> [Supplied records]
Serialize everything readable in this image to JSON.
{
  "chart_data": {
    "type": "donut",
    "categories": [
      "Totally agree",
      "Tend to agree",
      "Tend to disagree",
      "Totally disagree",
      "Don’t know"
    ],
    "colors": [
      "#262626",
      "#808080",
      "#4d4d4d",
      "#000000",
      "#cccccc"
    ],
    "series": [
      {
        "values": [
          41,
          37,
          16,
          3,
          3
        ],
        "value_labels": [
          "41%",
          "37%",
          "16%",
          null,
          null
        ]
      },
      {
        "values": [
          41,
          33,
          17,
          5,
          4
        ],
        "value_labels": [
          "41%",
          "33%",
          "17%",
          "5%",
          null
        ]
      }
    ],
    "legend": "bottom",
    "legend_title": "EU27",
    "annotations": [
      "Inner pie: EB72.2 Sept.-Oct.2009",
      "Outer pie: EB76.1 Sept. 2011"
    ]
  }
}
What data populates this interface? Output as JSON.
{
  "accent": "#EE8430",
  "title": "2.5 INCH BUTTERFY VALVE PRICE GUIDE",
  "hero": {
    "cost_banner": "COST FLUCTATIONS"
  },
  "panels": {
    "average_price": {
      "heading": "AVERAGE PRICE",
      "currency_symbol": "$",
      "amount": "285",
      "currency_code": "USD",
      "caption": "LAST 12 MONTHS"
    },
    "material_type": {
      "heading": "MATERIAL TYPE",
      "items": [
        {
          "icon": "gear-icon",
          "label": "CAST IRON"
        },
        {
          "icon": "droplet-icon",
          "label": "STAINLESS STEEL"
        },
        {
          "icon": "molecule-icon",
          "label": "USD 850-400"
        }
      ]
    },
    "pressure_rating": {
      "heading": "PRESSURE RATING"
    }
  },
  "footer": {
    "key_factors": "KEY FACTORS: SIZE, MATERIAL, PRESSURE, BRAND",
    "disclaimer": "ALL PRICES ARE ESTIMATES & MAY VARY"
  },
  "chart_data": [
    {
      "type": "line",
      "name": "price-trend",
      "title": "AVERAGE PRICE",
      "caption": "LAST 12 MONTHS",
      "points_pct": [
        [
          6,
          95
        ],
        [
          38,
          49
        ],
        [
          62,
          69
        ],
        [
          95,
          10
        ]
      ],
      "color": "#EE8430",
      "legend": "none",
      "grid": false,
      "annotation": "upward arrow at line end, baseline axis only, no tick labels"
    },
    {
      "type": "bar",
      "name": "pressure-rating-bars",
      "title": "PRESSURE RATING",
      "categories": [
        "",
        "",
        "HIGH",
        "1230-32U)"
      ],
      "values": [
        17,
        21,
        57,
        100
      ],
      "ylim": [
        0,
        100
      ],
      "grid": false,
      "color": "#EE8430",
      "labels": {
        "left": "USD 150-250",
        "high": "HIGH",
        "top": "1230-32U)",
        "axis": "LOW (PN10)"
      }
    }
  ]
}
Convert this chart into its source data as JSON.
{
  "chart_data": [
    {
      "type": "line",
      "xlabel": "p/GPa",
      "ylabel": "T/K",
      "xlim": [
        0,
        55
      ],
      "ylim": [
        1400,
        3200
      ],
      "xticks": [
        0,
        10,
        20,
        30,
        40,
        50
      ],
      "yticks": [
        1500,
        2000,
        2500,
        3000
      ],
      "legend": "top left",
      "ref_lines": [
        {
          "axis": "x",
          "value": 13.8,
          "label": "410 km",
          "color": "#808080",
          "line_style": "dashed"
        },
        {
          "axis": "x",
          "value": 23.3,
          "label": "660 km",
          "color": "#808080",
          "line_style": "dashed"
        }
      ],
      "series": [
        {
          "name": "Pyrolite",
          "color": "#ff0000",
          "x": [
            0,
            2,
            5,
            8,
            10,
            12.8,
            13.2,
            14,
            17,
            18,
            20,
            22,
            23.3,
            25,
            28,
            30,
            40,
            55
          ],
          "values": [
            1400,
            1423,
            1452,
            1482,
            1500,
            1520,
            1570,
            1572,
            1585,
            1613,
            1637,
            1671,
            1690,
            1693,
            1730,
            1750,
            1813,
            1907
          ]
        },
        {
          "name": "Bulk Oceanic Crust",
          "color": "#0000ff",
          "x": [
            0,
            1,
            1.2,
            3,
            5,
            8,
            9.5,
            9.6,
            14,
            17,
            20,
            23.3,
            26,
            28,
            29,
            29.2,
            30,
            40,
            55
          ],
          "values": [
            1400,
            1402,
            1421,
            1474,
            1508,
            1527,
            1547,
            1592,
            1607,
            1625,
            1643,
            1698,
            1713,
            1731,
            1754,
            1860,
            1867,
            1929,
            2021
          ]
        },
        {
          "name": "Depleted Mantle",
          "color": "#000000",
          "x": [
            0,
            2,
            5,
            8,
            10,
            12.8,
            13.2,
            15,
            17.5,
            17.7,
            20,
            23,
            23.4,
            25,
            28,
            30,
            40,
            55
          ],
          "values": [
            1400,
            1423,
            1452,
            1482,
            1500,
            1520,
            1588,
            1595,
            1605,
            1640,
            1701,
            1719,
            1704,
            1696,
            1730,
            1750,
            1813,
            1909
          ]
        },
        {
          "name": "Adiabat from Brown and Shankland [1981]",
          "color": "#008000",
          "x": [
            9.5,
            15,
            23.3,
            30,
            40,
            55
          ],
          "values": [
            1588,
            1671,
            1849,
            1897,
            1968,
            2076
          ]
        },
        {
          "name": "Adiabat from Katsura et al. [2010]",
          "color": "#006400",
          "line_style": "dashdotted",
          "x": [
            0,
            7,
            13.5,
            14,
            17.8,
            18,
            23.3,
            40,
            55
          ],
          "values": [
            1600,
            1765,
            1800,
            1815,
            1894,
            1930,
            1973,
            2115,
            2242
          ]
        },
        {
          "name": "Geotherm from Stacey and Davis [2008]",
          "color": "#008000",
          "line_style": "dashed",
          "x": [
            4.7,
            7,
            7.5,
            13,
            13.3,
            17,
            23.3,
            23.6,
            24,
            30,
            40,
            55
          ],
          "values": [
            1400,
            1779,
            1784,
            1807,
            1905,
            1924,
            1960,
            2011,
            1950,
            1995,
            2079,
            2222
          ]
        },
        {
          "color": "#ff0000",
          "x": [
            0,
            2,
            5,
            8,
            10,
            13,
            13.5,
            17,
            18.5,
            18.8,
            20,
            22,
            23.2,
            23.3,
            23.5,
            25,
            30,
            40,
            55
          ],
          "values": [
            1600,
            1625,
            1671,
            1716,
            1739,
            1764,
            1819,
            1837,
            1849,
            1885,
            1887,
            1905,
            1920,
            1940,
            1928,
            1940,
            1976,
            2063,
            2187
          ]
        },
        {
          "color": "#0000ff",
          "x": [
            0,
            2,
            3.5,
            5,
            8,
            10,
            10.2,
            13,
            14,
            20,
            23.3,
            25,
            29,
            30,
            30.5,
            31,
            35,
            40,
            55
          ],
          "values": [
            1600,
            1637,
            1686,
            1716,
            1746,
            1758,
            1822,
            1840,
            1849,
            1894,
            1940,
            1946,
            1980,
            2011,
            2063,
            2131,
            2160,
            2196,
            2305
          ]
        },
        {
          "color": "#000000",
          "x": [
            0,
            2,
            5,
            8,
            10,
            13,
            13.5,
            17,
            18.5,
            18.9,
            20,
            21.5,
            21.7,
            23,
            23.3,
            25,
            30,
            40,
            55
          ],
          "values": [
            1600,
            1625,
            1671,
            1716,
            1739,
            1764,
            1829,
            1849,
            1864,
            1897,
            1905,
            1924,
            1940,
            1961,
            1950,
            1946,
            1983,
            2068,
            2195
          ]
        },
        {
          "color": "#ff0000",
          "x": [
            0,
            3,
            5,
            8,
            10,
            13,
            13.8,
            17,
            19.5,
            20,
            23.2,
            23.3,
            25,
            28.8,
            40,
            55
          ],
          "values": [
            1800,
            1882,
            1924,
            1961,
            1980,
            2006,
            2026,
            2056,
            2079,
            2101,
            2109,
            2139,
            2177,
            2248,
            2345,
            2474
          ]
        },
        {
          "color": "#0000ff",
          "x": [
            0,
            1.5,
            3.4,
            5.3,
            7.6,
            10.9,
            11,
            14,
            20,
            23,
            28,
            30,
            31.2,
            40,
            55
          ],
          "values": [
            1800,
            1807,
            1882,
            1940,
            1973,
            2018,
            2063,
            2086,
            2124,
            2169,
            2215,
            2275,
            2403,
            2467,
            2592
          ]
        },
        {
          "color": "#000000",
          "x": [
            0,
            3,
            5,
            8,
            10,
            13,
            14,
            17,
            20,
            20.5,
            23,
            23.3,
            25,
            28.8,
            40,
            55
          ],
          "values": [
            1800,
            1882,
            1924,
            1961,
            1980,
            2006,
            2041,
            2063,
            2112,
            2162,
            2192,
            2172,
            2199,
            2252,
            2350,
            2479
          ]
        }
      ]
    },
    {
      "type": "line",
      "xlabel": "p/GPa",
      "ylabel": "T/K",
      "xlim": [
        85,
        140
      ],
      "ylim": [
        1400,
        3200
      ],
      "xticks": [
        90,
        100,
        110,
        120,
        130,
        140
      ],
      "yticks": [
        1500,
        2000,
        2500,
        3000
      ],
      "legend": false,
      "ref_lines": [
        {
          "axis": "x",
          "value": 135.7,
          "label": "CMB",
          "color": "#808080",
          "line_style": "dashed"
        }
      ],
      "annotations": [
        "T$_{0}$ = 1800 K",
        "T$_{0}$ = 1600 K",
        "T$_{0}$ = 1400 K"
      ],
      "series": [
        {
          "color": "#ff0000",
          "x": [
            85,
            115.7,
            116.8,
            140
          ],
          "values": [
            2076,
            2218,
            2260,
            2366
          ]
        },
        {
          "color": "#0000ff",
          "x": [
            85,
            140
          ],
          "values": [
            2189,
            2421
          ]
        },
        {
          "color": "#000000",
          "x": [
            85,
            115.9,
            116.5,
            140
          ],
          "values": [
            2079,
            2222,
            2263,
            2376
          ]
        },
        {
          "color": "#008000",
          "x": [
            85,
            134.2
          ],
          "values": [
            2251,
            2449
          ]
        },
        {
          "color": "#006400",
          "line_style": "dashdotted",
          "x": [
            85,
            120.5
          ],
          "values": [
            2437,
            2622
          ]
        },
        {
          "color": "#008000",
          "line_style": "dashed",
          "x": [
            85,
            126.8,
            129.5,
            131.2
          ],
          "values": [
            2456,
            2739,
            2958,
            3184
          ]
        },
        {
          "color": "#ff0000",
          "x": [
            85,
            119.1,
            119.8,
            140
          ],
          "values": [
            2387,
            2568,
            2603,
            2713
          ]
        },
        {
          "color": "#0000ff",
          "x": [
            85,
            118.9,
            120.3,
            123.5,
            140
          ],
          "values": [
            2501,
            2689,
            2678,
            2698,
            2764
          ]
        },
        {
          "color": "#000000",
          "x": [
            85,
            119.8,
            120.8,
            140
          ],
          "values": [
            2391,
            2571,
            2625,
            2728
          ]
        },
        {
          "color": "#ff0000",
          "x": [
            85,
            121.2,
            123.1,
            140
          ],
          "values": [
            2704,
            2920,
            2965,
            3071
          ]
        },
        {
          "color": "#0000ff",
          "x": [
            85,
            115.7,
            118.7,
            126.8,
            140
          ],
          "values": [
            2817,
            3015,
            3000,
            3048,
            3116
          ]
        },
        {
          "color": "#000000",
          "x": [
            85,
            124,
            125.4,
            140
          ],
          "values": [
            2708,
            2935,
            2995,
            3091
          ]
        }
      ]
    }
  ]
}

> [Job] Return all lines of the material above in which the word "from" occurs.

> [Response to this exercise]
          "name": "Adiabat from Brown and Shankland [1981]",
          "name": "Adiabat from Katsura et al. [2010]",
          "name": "Geotherm from Stacey and Davis [2008]",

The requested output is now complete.